FREAK THE CITY OUT
Imagine on the street you suddenly notice a lonely pushchair with baby crying sound and when you take a close look, a bloody horrible infant (looks like from hell) sit up and scream at you…
Actually this scene is the most hilarious thriller last week! Cruising around the city in a remote-controlled pushchair, the “devil baby” popped up to cry, roar, vomit, even give the finger to the passers-by and terrorized New York City.
Fortunately, the devil invasion was turned out to be a prank, which is a viral marketing stunt to promote the new horror flick Devil’s Due from 20th Century Fox. By uploading this hidden camera prank to YouTube, the marketing team caused a stir before the film’s release. The movie now is showing in UK. Not sure about the movie’s box office performance but this bizarre and creative campaign indeed achieved an incredible success. Ranked as the hottest video last week by BrandRepublic.com (http://www.brandrepublic.com/bulletin/brandrepublicnewsbulletin/article/1228444/campaign-viral-chart-new-york-demon-baby-takes-top-spot/?DCMP=EMC-CONBrandRepublicdailynewsbulletin), it possessed 1,086,482 shares during only one week and more than 4.8 million views in one day. It seems that there is no better way to heat up a new horror film about the anti-christ being born, than sending this Devil Baby Attack to public.
Krivicka, one of the campaign creator stated, “People were totally cool with being in the video after getting the living hell scared out of them. Each reaction ended with a laugh, and everyone loved the look of the baby.” The video was created by Thinkmodo, the NYC-based viral marketing agency who just won the Silver & Bronze at the 2013 London International Awards. By hacking the huge screen in Times Square, flying “people” over the sky of Manhattan and creating an unbelievable underwater nightclub, Thinkmodo has been grabbing attention globally for the last few years. Those overwhelming hits in succession are all featured with creativity and technology and ended with a promo for certain product or service.
Two tips could be drawn from this case. Firstly, the creative combination of fear appeal and humour appeal is truly engaging. And then it is still not so clear whether this tactic will get more audience in theaters or just leave the viewers interested in the prank itself. However hardly linking the movie trailer with the viral video without any suitable transition is clearly not smart enough.

Recorded information —
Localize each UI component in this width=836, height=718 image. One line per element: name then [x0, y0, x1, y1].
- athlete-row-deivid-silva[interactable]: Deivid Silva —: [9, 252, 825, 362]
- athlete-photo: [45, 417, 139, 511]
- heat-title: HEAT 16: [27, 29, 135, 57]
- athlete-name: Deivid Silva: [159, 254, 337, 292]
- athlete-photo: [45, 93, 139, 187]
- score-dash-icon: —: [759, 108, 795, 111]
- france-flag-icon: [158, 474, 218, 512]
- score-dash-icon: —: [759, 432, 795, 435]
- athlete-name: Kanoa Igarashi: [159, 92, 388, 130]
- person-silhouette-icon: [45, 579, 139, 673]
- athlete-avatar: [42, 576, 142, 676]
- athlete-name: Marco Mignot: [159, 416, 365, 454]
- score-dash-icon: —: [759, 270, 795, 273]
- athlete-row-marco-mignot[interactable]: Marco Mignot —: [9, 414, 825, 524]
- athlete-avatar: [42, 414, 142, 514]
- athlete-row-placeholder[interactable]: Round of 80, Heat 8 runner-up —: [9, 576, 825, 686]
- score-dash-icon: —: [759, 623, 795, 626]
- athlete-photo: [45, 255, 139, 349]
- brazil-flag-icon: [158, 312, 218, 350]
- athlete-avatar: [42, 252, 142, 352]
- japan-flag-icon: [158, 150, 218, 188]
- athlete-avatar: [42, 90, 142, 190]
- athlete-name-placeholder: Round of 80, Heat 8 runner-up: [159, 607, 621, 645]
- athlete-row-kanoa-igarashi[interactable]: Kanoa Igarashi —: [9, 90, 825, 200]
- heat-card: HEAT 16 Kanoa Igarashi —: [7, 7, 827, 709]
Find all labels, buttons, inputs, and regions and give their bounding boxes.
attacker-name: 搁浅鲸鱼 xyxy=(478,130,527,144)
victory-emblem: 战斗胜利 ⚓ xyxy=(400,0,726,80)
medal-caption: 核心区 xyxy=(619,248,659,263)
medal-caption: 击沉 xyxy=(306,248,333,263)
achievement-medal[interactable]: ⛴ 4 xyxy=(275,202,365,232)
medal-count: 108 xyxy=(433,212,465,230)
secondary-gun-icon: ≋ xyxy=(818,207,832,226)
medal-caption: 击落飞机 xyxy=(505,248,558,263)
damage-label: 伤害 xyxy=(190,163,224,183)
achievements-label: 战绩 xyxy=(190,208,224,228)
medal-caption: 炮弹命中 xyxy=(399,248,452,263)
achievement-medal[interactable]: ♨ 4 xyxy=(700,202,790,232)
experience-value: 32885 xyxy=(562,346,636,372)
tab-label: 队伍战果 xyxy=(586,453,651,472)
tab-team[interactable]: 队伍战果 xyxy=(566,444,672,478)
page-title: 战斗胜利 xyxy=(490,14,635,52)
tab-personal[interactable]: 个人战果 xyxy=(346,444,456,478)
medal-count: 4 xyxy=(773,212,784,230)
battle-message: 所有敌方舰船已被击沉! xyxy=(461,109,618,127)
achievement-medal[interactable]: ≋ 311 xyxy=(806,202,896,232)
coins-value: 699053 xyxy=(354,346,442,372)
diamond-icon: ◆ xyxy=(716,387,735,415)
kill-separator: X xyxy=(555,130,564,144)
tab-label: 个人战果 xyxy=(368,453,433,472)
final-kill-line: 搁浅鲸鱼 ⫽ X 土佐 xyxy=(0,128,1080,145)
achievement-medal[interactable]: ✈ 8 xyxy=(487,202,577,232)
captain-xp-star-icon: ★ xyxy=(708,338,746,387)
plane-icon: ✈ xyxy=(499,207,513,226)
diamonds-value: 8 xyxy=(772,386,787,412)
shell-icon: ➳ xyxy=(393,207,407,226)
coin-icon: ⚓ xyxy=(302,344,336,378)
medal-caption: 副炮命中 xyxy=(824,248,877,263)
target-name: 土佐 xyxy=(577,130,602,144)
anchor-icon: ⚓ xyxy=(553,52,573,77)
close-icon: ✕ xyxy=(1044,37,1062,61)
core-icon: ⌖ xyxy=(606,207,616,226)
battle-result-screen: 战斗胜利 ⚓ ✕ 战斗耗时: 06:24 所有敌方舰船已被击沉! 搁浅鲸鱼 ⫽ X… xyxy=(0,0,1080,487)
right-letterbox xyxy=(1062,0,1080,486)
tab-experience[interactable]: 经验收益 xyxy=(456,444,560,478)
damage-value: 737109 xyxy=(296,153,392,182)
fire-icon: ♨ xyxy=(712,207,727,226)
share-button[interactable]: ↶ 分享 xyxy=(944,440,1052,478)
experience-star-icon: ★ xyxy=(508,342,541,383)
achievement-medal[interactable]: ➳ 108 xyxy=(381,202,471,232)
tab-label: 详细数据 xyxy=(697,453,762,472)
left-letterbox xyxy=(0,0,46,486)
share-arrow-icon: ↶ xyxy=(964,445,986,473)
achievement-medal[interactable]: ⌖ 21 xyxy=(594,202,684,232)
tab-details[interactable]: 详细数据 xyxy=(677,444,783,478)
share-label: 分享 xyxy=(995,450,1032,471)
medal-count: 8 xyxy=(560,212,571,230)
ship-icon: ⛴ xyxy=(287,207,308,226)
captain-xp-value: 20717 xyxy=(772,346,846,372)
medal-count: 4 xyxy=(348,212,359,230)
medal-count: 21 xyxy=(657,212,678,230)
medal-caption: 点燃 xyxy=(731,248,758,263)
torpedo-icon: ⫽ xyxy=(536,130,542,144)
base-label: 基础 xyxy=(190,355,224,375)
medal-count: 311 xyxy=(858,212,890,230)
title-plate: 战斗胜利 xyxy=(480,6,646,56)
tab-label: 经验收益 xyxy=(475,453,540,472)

Action item —
Answer from the text about the devil baby prank:
(a) Which film did the prank promote, and which studio released it?
(b) How many shares did the video get in one week?
(c) Which agency made the video, and in what city is it based?

Output —
(a) Devil's Due, from 20th Century Fox.
(b) 1,086,482.
(c) Thinkmodo, based in New York City.